▶ _STATED EXERCISE_
List each line of the data that holds the string "nach", please.

Dataset items
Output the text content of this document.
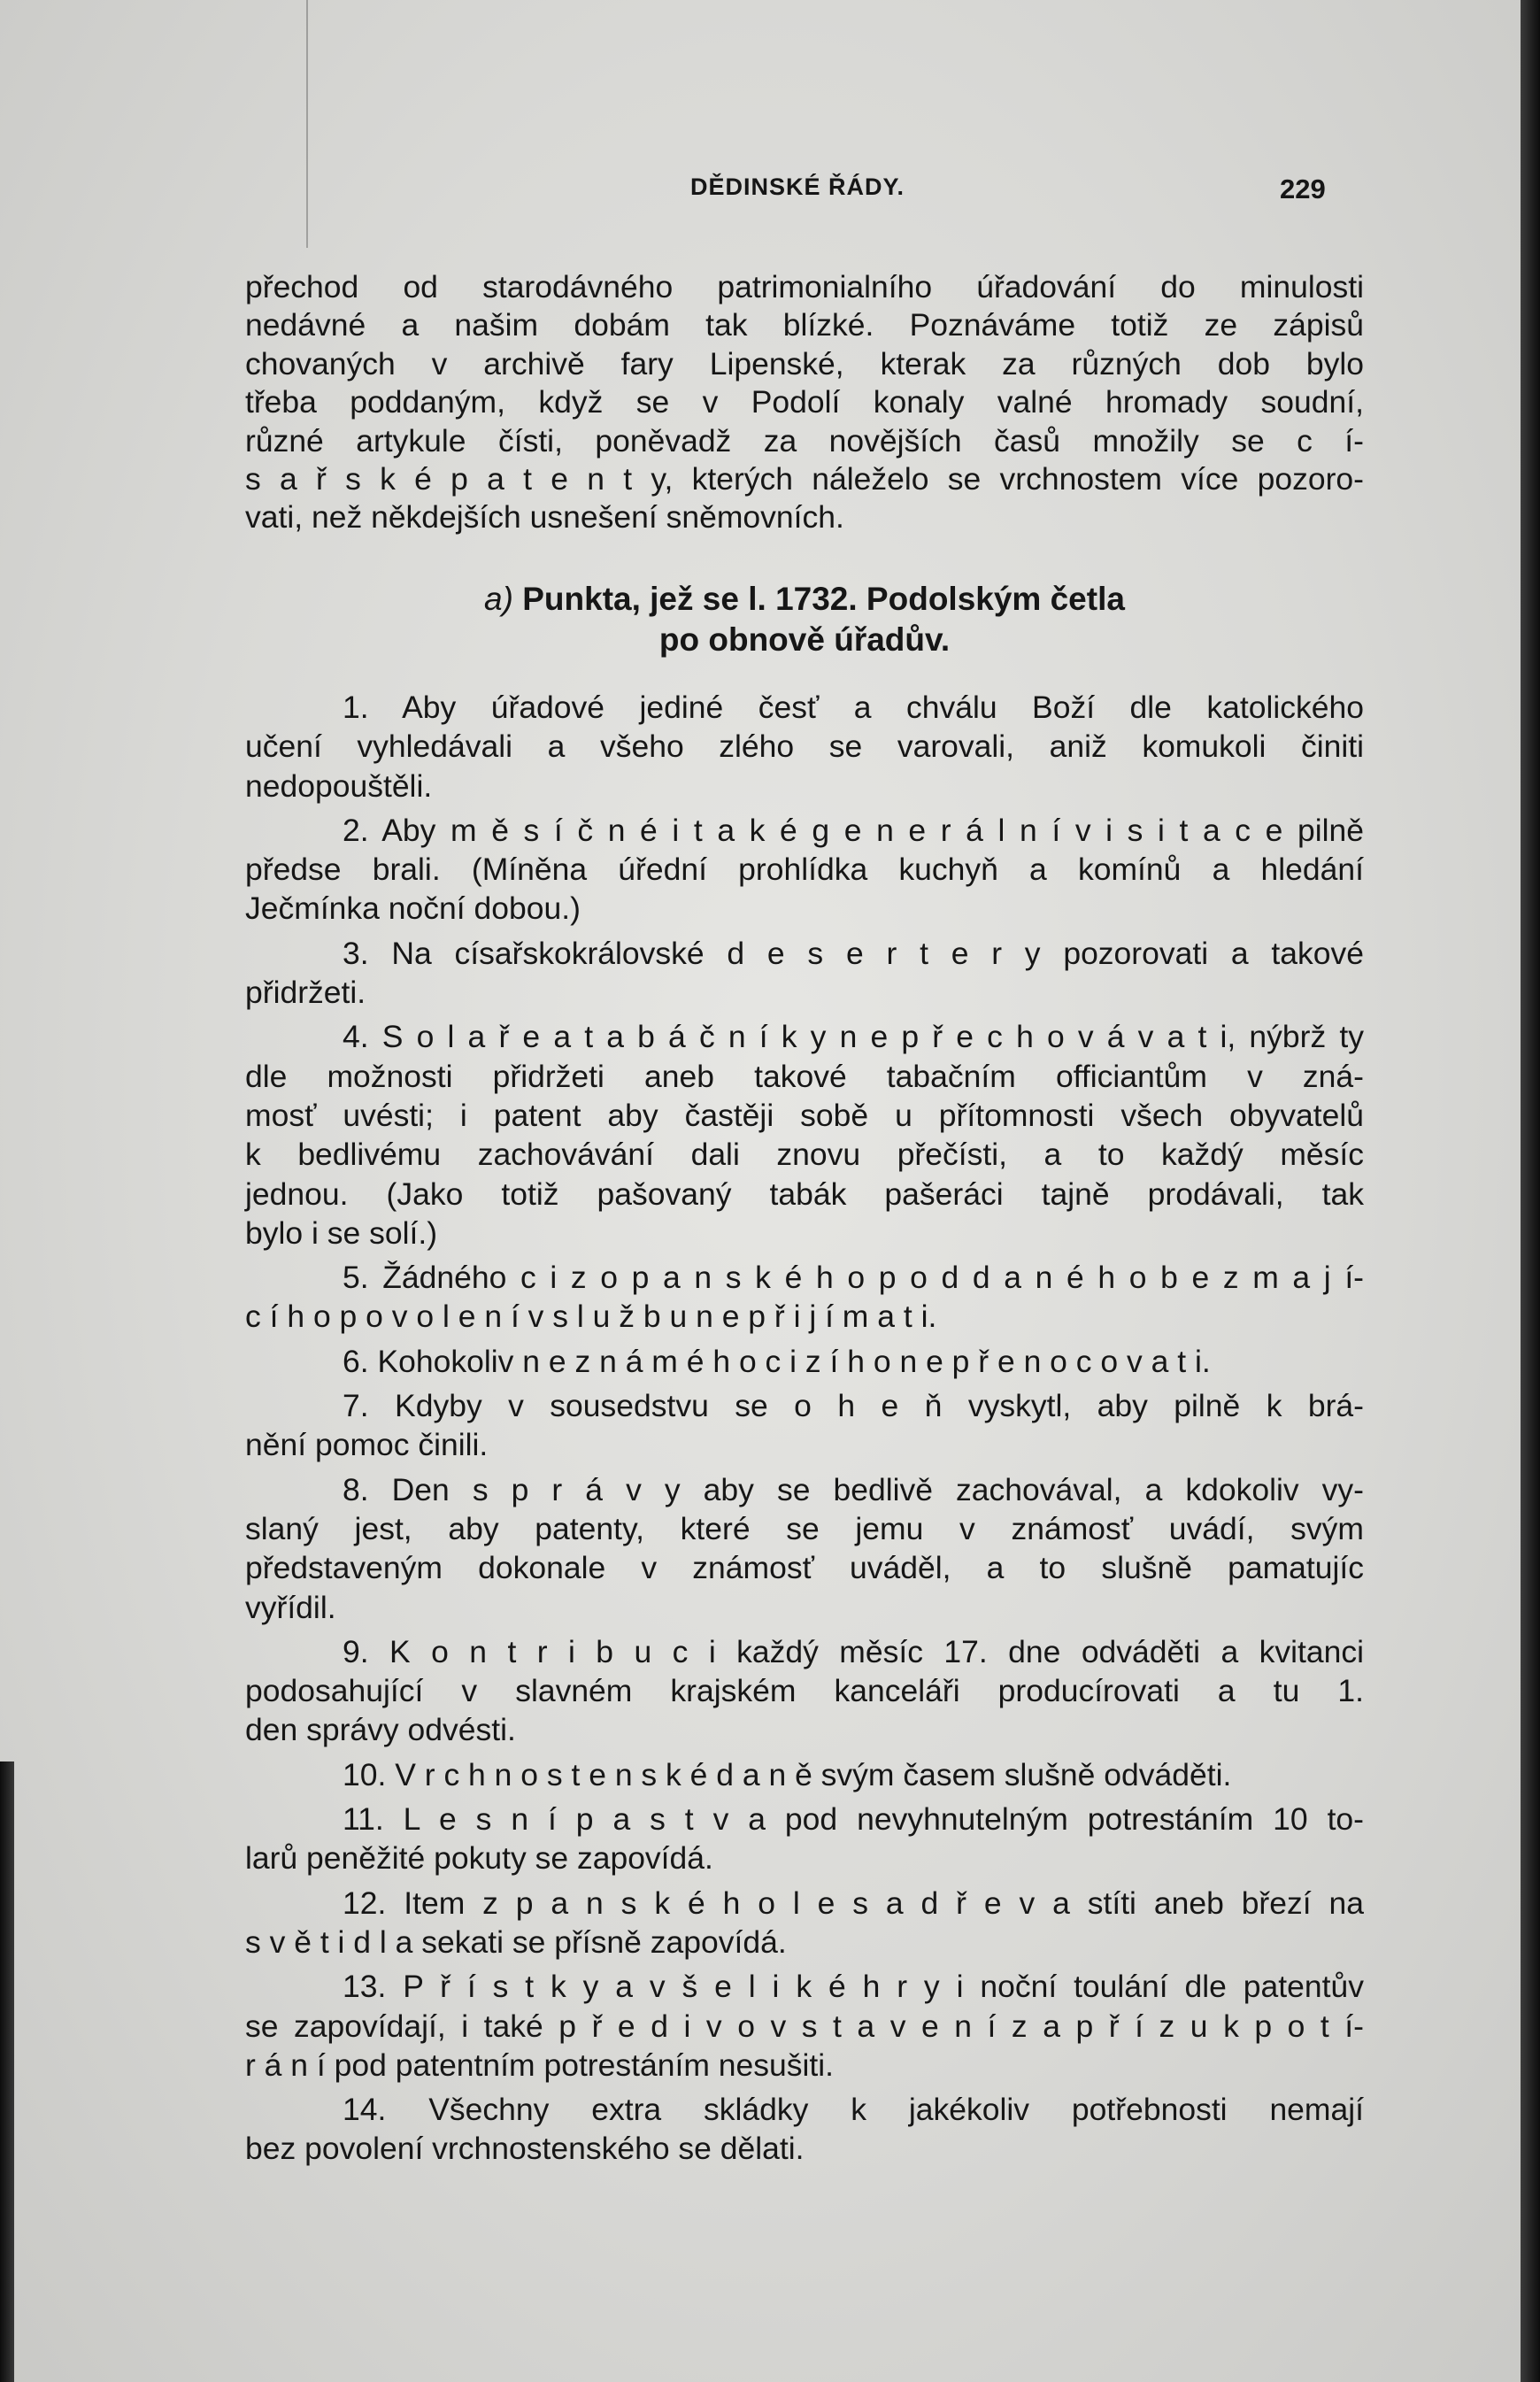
DĚDINSKÉ ŘÁDY.	229
přechod od starodávného patrimonialního úřadování do minulosti
nedávné a našim dobám tak blízké. Poznáváme totiž ze zápisů
chovaných v archivě fary Lipenské, kterak za různých dob bylo
třeba poddaným, když se v Podolí konaly valné hromady soudní,
různé artykule čísti, poněvadž za novějších časů množily se c í-
s a ř s k é p a t e n t y, kterých náleželo se vrchnostem více pozoro-
vati, než někdejších usnešení sněmovních.
a) Punkta, jež se l. 1732. Podolským četla
po obnově úřadův.
1. Aby úřadové jediné česť a chválu Boží dle katolického
učení vyhledávali a všeho zlého se varovali, aniž komukoli činiti
nedopouštěli.
2. Aby m ě s í č n é i t a k é g e n e r á l n í v i s i t a c e pilně
předse brali. (Míněna úřední prohlídka kuchyň a komínů a hledání
Ječmínka noční dobou.)
3. Na císařskokrálovské d e s e r t e r y pozorovati a takové
přidržeti.
4. S o l a ř e a t a b á č n í k y n e p ř e c h o v á v a t i, nýbrž ty
dle možnosti přidržeti aneb takové tabačním officiantům v zná-
mosť uvésti; i patent aby častěji sobě u přítomnosti všech obyvatelů
k bedlivému zachovávání dali znovu přečísti, a to každý měsíc
jednou. (Jako totiž pašovaný tabák pašeráci tajně prodávali, tak
bylo i se solí.)
5. Žádného c i z o p a n s k é h o p o d d a n é h o b e z m a j í-
c í h o p o v o l e n í v s l u ž b u n e p ř i j í m a t i.
6. Kohokoliv n e z n á m é h o c i z í h o n e p ř e n o c o v a t i.
7. Kdyby v sousedstvu se o h e ň vyskytl, aby pilně k brá-
nění pomoc činili.
8. Den s p r á v y aby se bedlivě zachovával, a kdokoliv vy-
slaný jest, aby patenty, které se jemu v známosť uvádí, svým
představeným dokonale v známosť uváděl, a to slušně pamatujíc
vyřídil.
9. K o n t r i b u c i každý měsíc 17. dne odváděti a kvitanci
podosahující v slavném krajském kanceláři producírovati a tu 1.
den správy odvésti.
10. V r c h n o s t e n s k é d a n ě svým časem slušně odváděti.
11. L e s n í p a s t v a pod nevyhnutelným potrestáním 10 to-
larů peněžité pokuty se zapovídá.
12. Item z p a n s k é h o l e s a d ř e v a stíti aneb březí na
s v ě t i d l a sekati se přísně zapovídá.
13. P ř í s t k y a v š e l i k é h r y i noční toulání dle patentův
se zapovídají, i také p ř e d i v o v s t a v e n í z a p ř í z u k p o t í-
r á n í pod patentním potrestáním nesušiti.
14. Všechny extra skládky k jakékoliv potřebnosti nemají
bez povolení vrchnostenského se dělati.
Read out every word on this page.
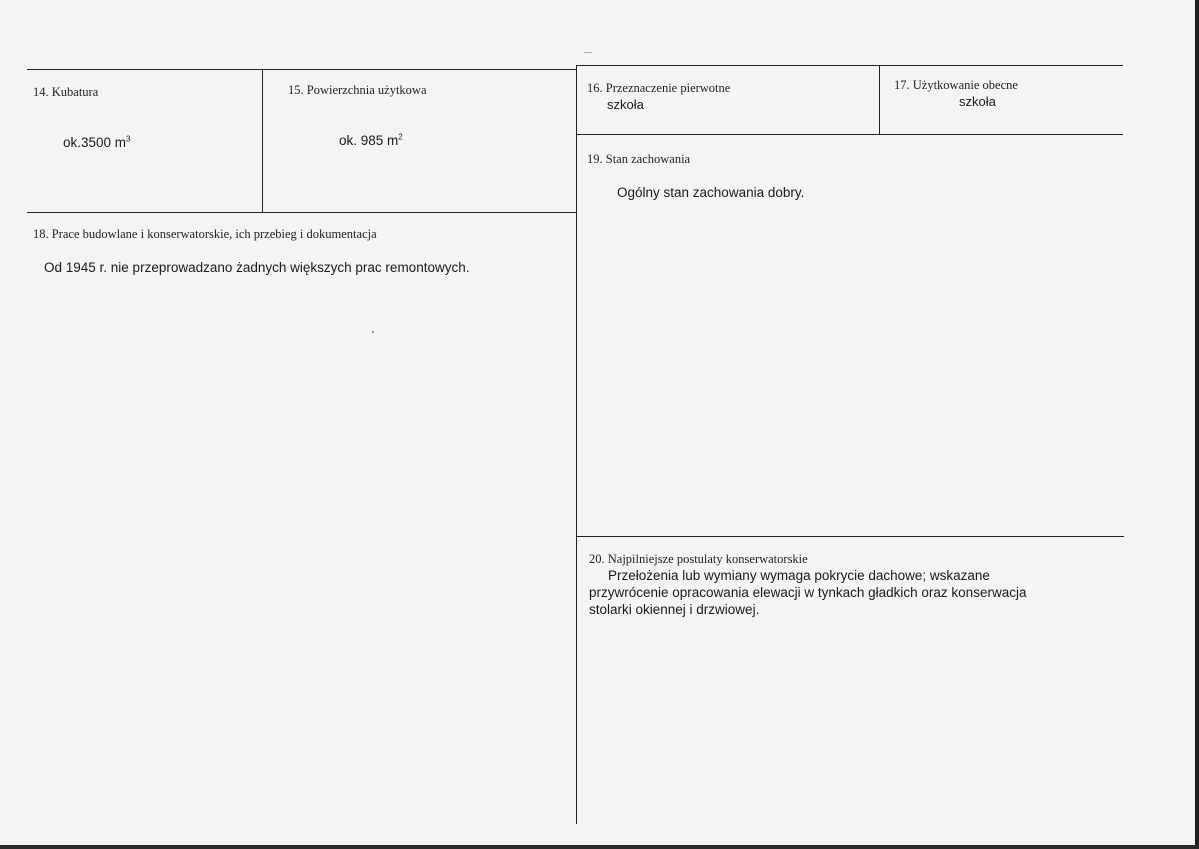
14. Kubatura
ok.3500 $m^3$
15. Powierzchnia użytkowa
ok. 985 $m^2$
16. Przeznaczenie pierwotne
szkoła
17. Użytkowanie obecne
szkoła
19. Stan zachowania
Ogólny stan zachowania dobry.
18. Prace budowlane i konserwatorskie, ich przebieg i dokumentacja
Od 1945 r. nie przeprowadzano żadnych większych prac remontowych.
20. Najpilniejsze postulaty konserwatorskie
Przełożenia lub wymiany wymaga pokrycie dachowe; wskazane
przywrócenie opracowania elewacji w tynkach gładkich oraz konserwacja
stolarki okiennej i drzwiowej.
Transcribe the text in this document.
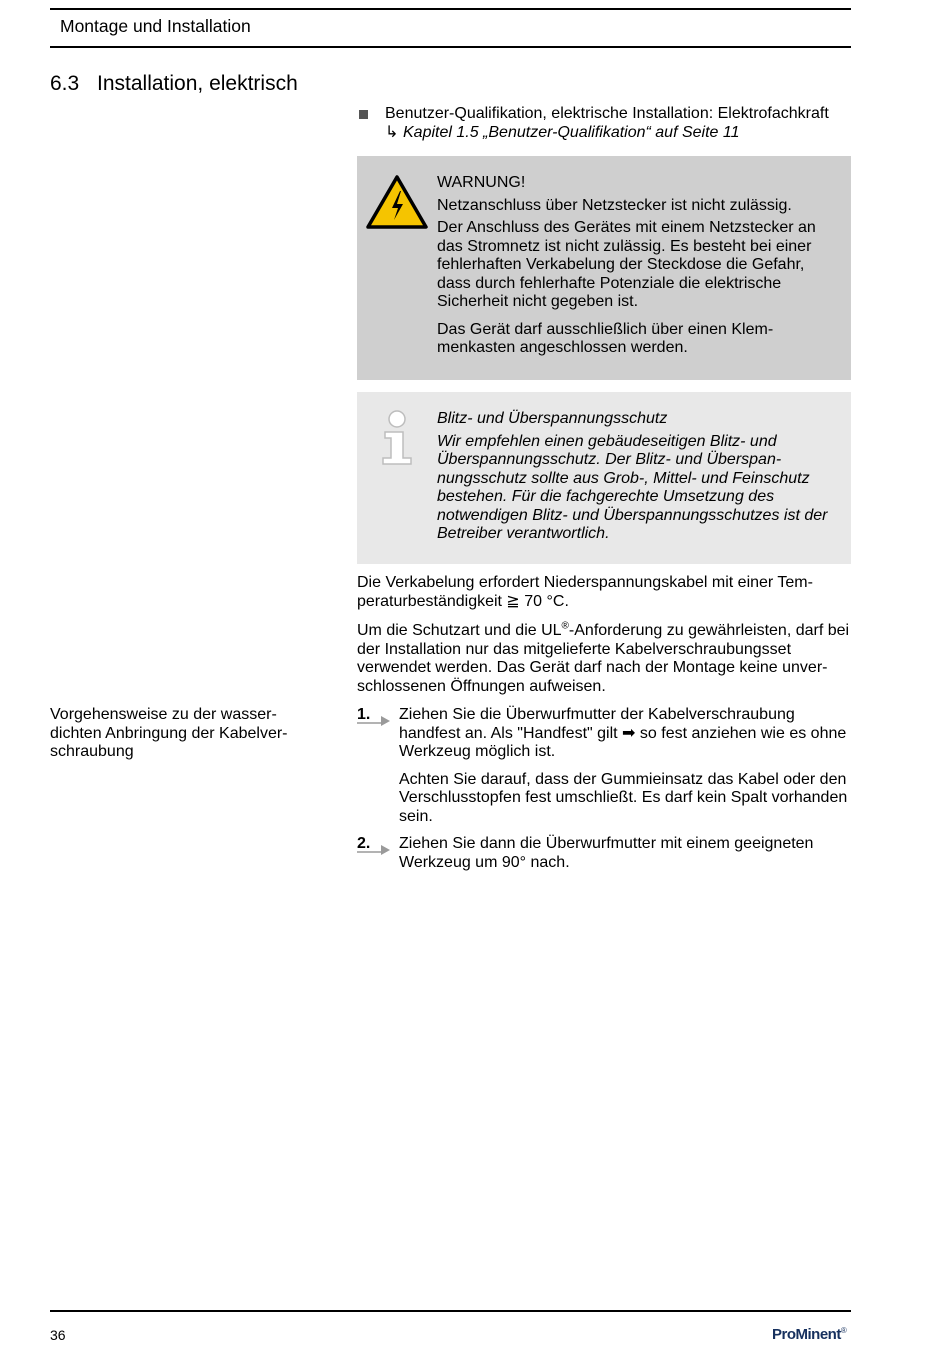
Montage und Installation
6.3 Installation, elektrisch
Benutzer-Qualifikation, elektrische Installation: Elektrofachkraft
↳ Kapitel 1.5 „Benutzer-Qualifikation“ auf Seite 11

WARNUNG!

Netzanschluss über Netzstecker ist nicht zulässig.

Der Anschluss des Gerätes mit einem Netzstecker an das Stromnetz ist nicht zulässig. Es besteht bei einer fehlerhaften Verkabelung der Steckdose die Gefahr, dass durch fehlerhafte Potenziale die elektrische Sicherheit nicht gegeben ist.

Das Gerät darf ausschließlich über einen Klemmenkasten angeschlossen werden.

Blitz- und Überspannungsschutz

Wir empfehlen einen gebäudeseitigen Blitz- und Überspannungsschutz. Der Blitz- und Überspannungsschutz sollte aus Grob-, Mittel- und Feinschutz bestehen. Für die fachgerechte Umsetzung des notwendigen Blitz- und Überspannungsschutzes ist der Betreiber verantwortlich.

Die Verkabelung erfordert Niederspannungskabel mit einer Temperaturbeständigkeit ≧ 70 °C.

Um die Schutzart und die UL®-Anforderung zu gewährleisten, darf bei der Installation nur das mitgelieferte Kabelverschraubungsset verwendet werden. Das Gerät darf nach der Montage keine unverschlossenen Öffnungen aufweisen.

Vorgehensweise zu der wasserdichten Anbringung der Kabelverschraubung
1. Ziehen Sie die Überwurfmutter der Kabelverschraubung handfest an. Als "Handfest" gilt ➡ so fest anziehen wie es ohne Werkzeug möglich ist.

Achten Sie darauf, dass der Gummieinsatz das Kabel oder den Verschlusstopfen fest umschließt. Es darf kein Spalt vorhanden sein.

2. Ziehen Sie dann die Überwurfmutter mit einem geeigneten Werkzeug um 90° nach.

36	ProMinent®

▶ _COMPLETE ANSWER_
Um die Schutzart und die UL®-Anforderung zu gewährleisten, darf bei der Installation nur das mitgelieferte Kabelverschraubungsset verwendet werden. Das Gerät darf nach der Montage keine unverschlossenen Öffnungen aufweisen.
2. Ziehen Sie dann die Überwurfmutter mit einem geeigneten Werkzeug um 90° nach.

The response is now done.